- _Prompt_
Where a line below holds the string "Razumijete", copy that line.

########

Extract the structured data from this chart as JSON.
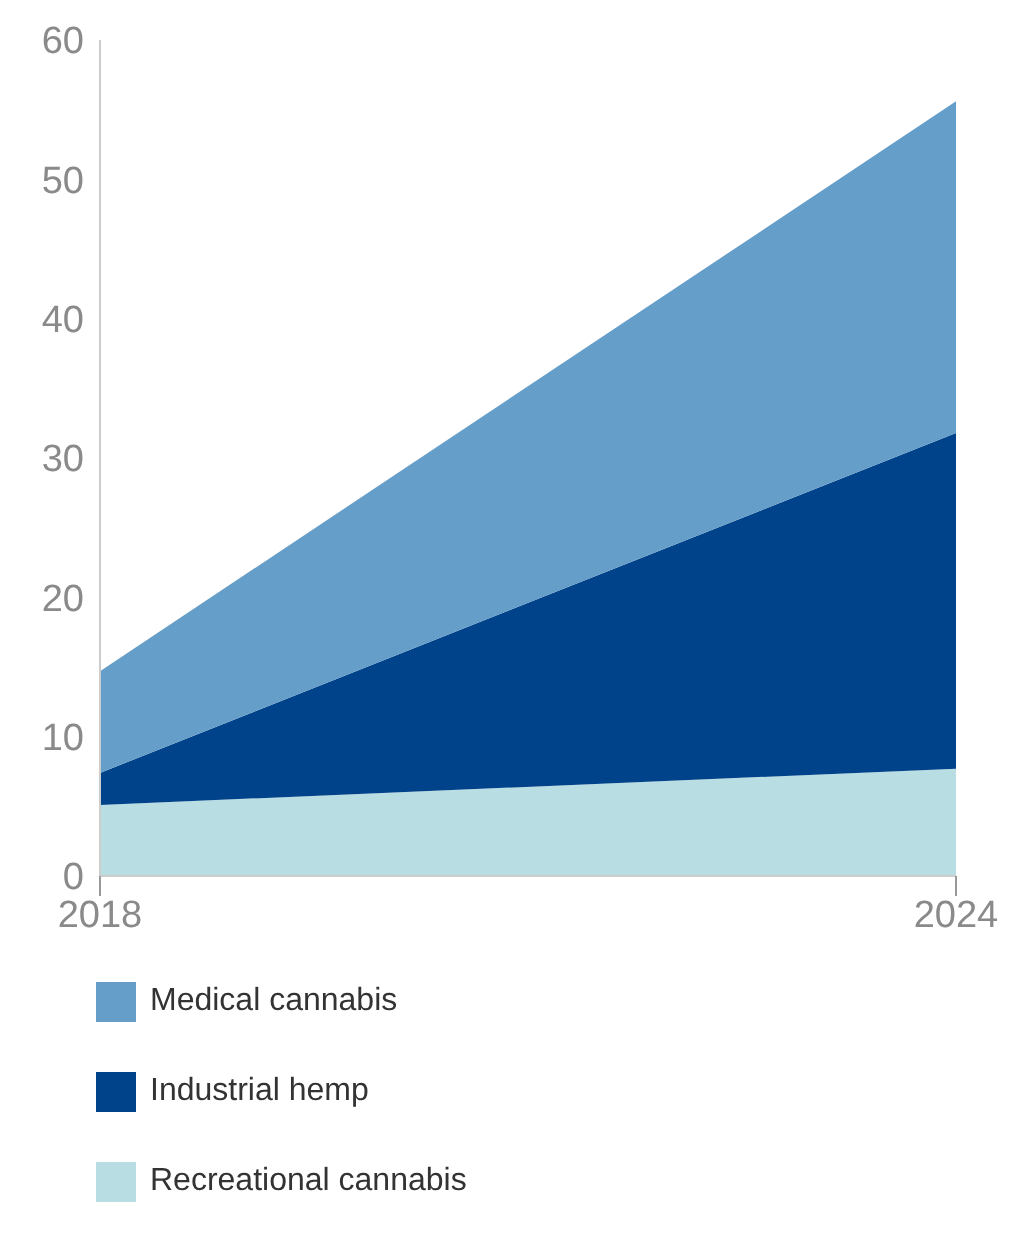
{
  "chart_data": {
    "type": "area",
    "stacked": true,
    "x": [
      2018,
      2024
    ],
    "xlim": [
      2018,
      2024
    ],
    "xticks": [
      2018,
      2024
    ],
    "ylim": [
      0,
      60
    ],
    "yticks": [
      0,
      10,
      20,
      30,
      40,
      50,
      60
    ],
    "grid": false,
    "legend": "bottom",
    "series": [
      {
        "name": "Recreational cannabis",
        "color": "#b8dde2",
        "values": [
          5.1,
          7.7
        ]
      },
      {
        "name": "Industrial hemp",
        "color": "#00438a",
        "values": [
          2.3,
          24.1
        ]
      },
      {
        "name": "Medical cannabis",
        "color": "#659ec9",
        "values": [
          7.3,
          23.8
        ]
      }
    ]
  }
}
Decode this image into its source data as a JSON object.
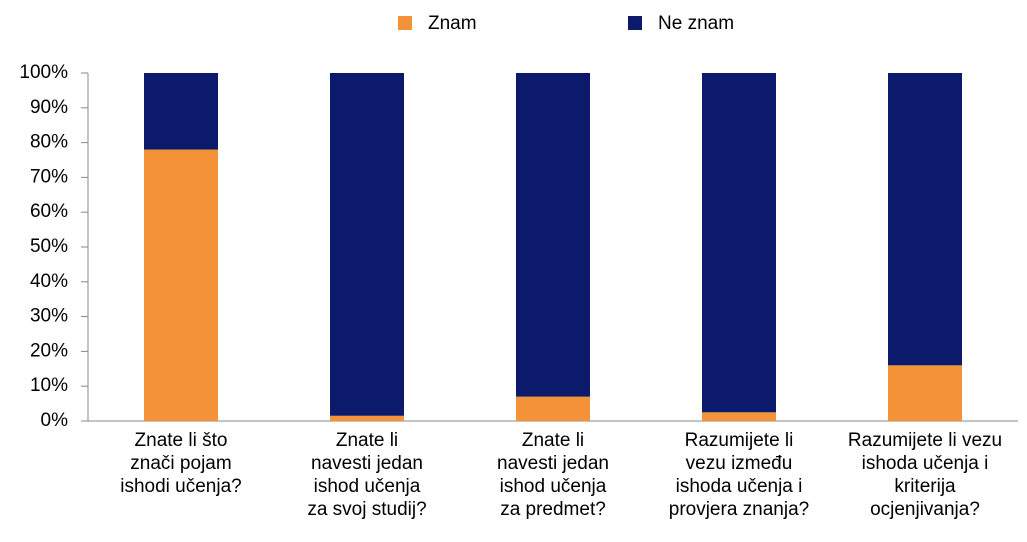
{
  "chart_data": {
    "type": "stacked_bar",
    "categories": [
      "Znate li što\nznači pojam\nishodi učenja?",
      "Znate li\nnavesti jedan\nishod učenja\nza svoj studij?",
      "Znate li\nnavesti jedan\nishod učenja\nza predmet?",
      "Razumijete li\nvezu između\nishoda učenja i\nprovjera znanja?",
      "Razumijete li vezu\nishoda učenja i\nkriterija\nocjenjivanja?"
    ],
    "series": [
      {
        "name": "Znam",
        "color": "#f39237",
        "values": [
          78,
          1.5,
          7,
          2.5,
          16
        ]
      },
      {
        "name": "Ne znam",
        "color": "#0c1a6c",
        "values": [
          22,
          98.5,
          93,
          97.5,
          84
        ]
      }
    ],
    "ylim": [
      0,
      100
    ],
    "yticks": [
      {
        "value": 0,
        "label": "0%"
      },
      {
        "value": 10,
        "label": "10%"
      },
      {
        "value": 20,
        "label": "20%"
      },
      {
        "value": 30,
        "label": "30%"
      },
      {
        "value": 40,
        "label": "40%"
      },
      {
        "value": 50,
        "label": "50%"
      },
      {
        "value": 60,
        "label": "60%"
      },
      {
        "value": 70,
        "label": "70%"
      },
      {
        "value": 80,
        "label": "80%"
      },
      {
        "value": 90,
        "label": "90%"
      },
      {
        "value": 100,
        "label": "100%"
      }
    ],
    "legend": "top"
  }
}
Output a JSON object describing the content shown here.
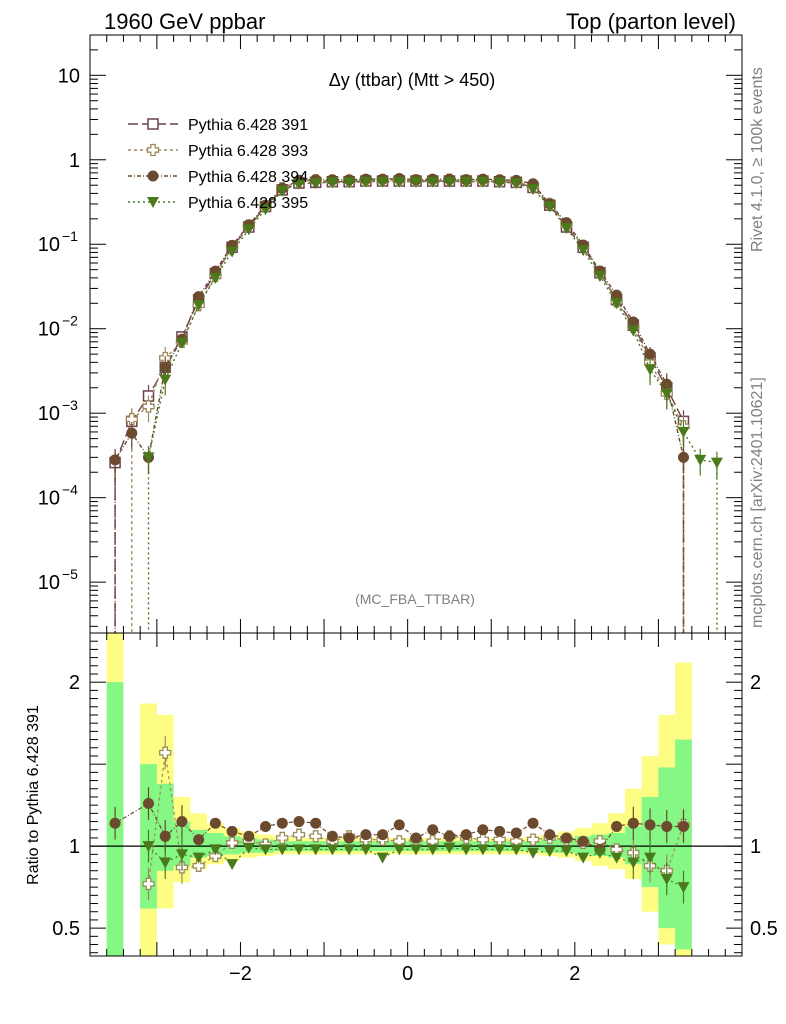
{
  "header": {
    "left": "1960 GeV ppbar",
    "right": "Top (parton level)"
  },
  "side_labels": {
    "rivet": "Rivet 4.1.0, ≥ 100k events",
    "mcplots": "mcplots.cern.ch [arXiv:2401.10621]"
  },
  "chart_data": {
    "type": "line",
    "title": "Δy (ttbar) (Mtt > 450)",
    "analysis": "(MC_FBA_TTBAR)",
    "xlabel": "",
    "ylabel": "",
    "ratio_ylabel": "Ratio to Pythia 6.428 391",
    "xlim": [
      -3.8,
      4.0
    ],
    "ylim": [
      2.5e-06,
      30
    ],
    "yscale": "log",
    "ratio_ylim": [
      0.33,
      2.3
    ],
    "x_ticks": [
      {
        "v": -2,
        "label": "−2"
      },
      {
        "v": 0,
        "label": "0"
      },
      {
        "v": 2,
        "label": "2"
      }
    ],
    "y_ticks": [
      {
        "v": 10,
        "base": "10",
        "exp": ""
      },
      {
        "v": 1,
        "base": "1",
        "exp": ""
      },
      {
        "v": 0.1,
        "base": "10",
        "exp": "−1"
      },
      {
        "v": 0.01,
        "base": "10",
        "exp": "−2"
      },
      {
        "v": 0.001,
        "base": "10",
        "exp": "−3"
      },
      {
        "v": 0.0001,
        "base": "10",
        "exp": "−4"
      },
      {
        "v": 1e-05,
        "base": "10",
        "exp": "−5"
      }
    ],
    "ratio_ticks": [
      {
        "v": 2,
        "label": "2"
      },
      {
        "v": 1,
        "label": "1"
      },
      {
        "v": 0.5,
        "label": "0.5"
      }
    ],
    "x": [
      -3.5,
      -3.3,
      -3.1,
      -2.9,
      -2.7,
      -2.5,
      -2.3,
      -2.1,
      -1.9,
      -1.7,
      -1.5,
      -1.3,
      -1.1,
      -0.9,
      -0.7,
      -0.5,
      -0.3,
      -0.1,
      0.1,
      0.3,
      0.5,
      0.7,
      0.9,
      1.1,
      1.3,
      1.5,
      1.7,
      1.9,
      2.1,
      2.3,
      2.5,
      2.7,
      2.9,
      3.1,
      3.3,
      3.5,
      3.7
    ],
    "series": [
      {
        "name": "Pythia 6.428 391",
        "color": "#6e3f4f",
        "marker": "open-square",
        "dash": "10,4",
        "values": [
          0.00026,
          0.0008,
          0.0016,
          0.0035,
          0.008,
          0.022,
          0.045,
          0.092,
          0.16,
          0.28,
          0.44,
          0.53,
          0.54,
          0.55,
          0.55,
          0.56,
          0.56,
          0.56,
          0.56,
          0.56,
          0.56,
          0.56,
          0.56,
          0.55,
          0.54,
          0.47,
          0.29,
          0.16,
          0.092,
          0.046,
          0.022,
          0.011,
          0.0045,
          0.002,
          0.0008,
          null,
          null
        ],
        "ratio": [
          null,
          null,
          null,
          null,
          null,
          null,
          null,
          null,
          null,
          null,
          null,
          null,
          null,
          null,
          null,
          null,
          null,
          null,
          null,
          null,
          null,
          null,
          null,
          null,
          null,
          null,
          null,
          null,
          null,
          null,
          null,
          null,
          null,
          null,
          null,
          null,
          null
        ]
      },
      {
        "name": "Pythia 6.428 393",
        "color": "#9c8a5a",
        "marker": "open-cross",
        "dash": "3,3",
        "values": [
          null,
          0.00085,
          0.0012,
          0.0045,
          0.007,
          0.019,
          0.042,
          0.094,
          0.165,
          0.28,
          0.46,
          0.56,
          0.57,
          0.56,
          0.56,
          0.57,
          0.57,
          0.57,
          0.57,
          0.57,
          0.58,
          0.57,
          0.57,
          0.56,
          0.55,
          0.48,
          0.3,
          0.17,
          0.095,
          0.047,
          0.021,
          0.0105,
          0.004,
          0.0017,
          0.0007,
          null,
          null
        ],
        "ratio": [
          null,
          null,
          0.77,
          1.57,
          0.87,
          0.88,
          0.94,
          1.02,
          1.03,
          1.01,
          1.05,
          1.07,
          1.06,
          1.03,
          1.06,
          1.04,
          1.04,
          1.03,
          1.04,
          1.03,
          1.06,
          1.05,
          1.04,
          1.04,
          1.03,
          1.04,
          1.05,
          1.04,
          1.02,
          1.03,
          0.98,
          0.96,
          0.88,
          0.85,
          1.13,
          null,
          null
        ]
      },
      {
        "name": "Pythia 6.428 394",
        "color": "#6b4a2e",
        "marker": "filled-circle",
        "dash": "4,2,1,2",
        "values": [
          0.00028,
          0.00058,
          0.0003,
          0.0035,
          0.0075,
          0.024,
          0.048,
          0.097,
          0.17,
          0.29,
          0.46,
          0.57,
          0.58,
          0.58,
          0.58,
          0.59,
          0.59,
          0.6,
          0.58,
          0.59,
          0.59,
          0.58,
          0.59,
          0.58,
          0.57,
          0.52,
          0.3,
          0.18,
          0.098,
          0.048,
          0.025,
          0.012,
          0.005,
          0.0022,
          0.0003,
          null,
          null
        ],
        "ratio": [
          1.14,
          null,
          1.26,
          1.06,
          1.15,
          1.04,
          1.14,
          1.09,
          1.06,
          1.12,
          1.14,
          1.15,
          1.14,
          1.06,
          1.05,
          1.07,
          1.07,
          1.13,
          1.05,
          1.1,
          1.06,
          1.07,
          1.1,
          1.09,
          1.08,
          1.14,
          1.07,
          1.05,
          1.03,
          0.98,
          1.12,
          1.14,
          1.13,
          1.12,
          1.12,
          null,
          null
        ]
      },
      {
        "name": "Pythia 6.428 395",
        "color": "#4a7a1c",
        "marker": "filled-triangle-down",
        "dash": "2,3",
        "values": [
          null,
          null,
          0.0003,
          0.0025,
          0.0068,
          0.019,
          0.04,
          0.082,
          0.15,
          0.26,
          0.43,
          0.52,
          0.53,
          0.54,
          0.54,
          0.55,
          0.55,
          0.55,
          0.55,
          0.55,
          0.55,
          0.55,
          0.55,
          0.54,
          0.53,
          0.45,
          0.28,
          0.155,
          0.085,
          0.042,
          0.02,
          0.0095,
          0.0033,
          0.0017,
          0.0006,
          0.00028,
          0.00026
        ],
        "ratio": [
          null,
          null,
          1.0,
          0.9,
          0.95,
          0.93,
          0.98,
          0.89,
          0.99,
          0.98,
          0.98,
          0.98,
          0.98,
          0.98,
          0.98,
          0.98,
          0.93,
          0.98,
          0.98,
          0.98,
          0.99,
          0.98,
          0.98,
          0.98,
          0.98,
          0.96,
          0.97,
          0.97,
          0.93,
          0.96,
          0.93,
          0.9,
          0.93,
          0.8,
          0.75,
          null,
          null
        ]
      }
    ],
    "ratio_bands": {
      "green": {
        "color": "#84f784",
        "lo": [
          0.33,
          0.33,
          0.62,
          0.85,
          0.88,
          0.93,
          0.94,
          0.95,
          0.96,
          0.96,
          0.97,
          0.97,
          0.97,
          0.97,
          0.97,
          0.97,
          0.97,
          0.97,
          0.97,
          0.97,
          0.97,
          0.97,
          0.97,
          0.97,
          0.97,
          0.97,
          0.96,
          0.96,
          0.95,
          0.94,
          0.93,
          0.89,
          0.75,
          0.5,
          0.37,
          null,
          null
        ],
        "hi": [
          2.0,
          null,
          1.5,
          1.38,
          1.15,
          1.1,
          1.08,
          1.06,
          1.05,
          1.04,
          1.03,
          1.03,
          1.03,
          1.03,
          1.03,
          1.03,
          1.03,
          1.03,
          1.03,
          1.03,
          1.03,
          1.03,
          1.03,
          1.03,
          1.03,
          1.03,
          1.04,
          1.05,
          1.06,
          1.07,
          1.08,
          1.12,
          1.3,
          1.48,
          1.65,
          null,
          null
        ]
      },
      "yellow": {
        "color": "#fdfd84",
        "lo": [
          0.33,
          0.33,
          0.33,
          0.62,
          0.78,
          0.86,
          0.89,
          0.91,
          0.93,
          0.94,
          0.95,
          0.95,
          0.95,
          0.95,
          0.95,
          0.95,
          0.95,
          0.95,
          0.95,
          0.95,
          0.95,
          0.95,
          0.95,
          0.95,
          0.95,
          0.95,
          0.94,
          0.93,
          0.91,
          0.88,
          0.86,
          0.8,
          0.6,
          0.4,
          0.33,
          null,
          null
        ],
        "hi": [
          2.3,
          null,
          1.87,
          1.8,
          1.3,
          1.2,
          1.14,
          1.11,
          1.09,
          1.07,
          1.06,
          1.05,
          1.05,
          1.05,
          1.05,
          1.05,
          1.05,
          1.05,
          1.05,
          1.05,
          1.05,
          1.05,
          1.05,
          1.05,
          1.05,
          1.06,
          1.07,
          1.09,
          1.11,
          1.14,
          1.2,
          1.35,
          1.55,
          1.8,
          2.12,
          null,
          null
        ]
      }
    }
  }
}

########

- _Result for this exercise_
      "Razumijete li\nvezu između\nishoda učenja i\nprovjera znanja?",
      "Razumijete li vezu\nishoda učenja i\nkriterija\nocjenjivanja?"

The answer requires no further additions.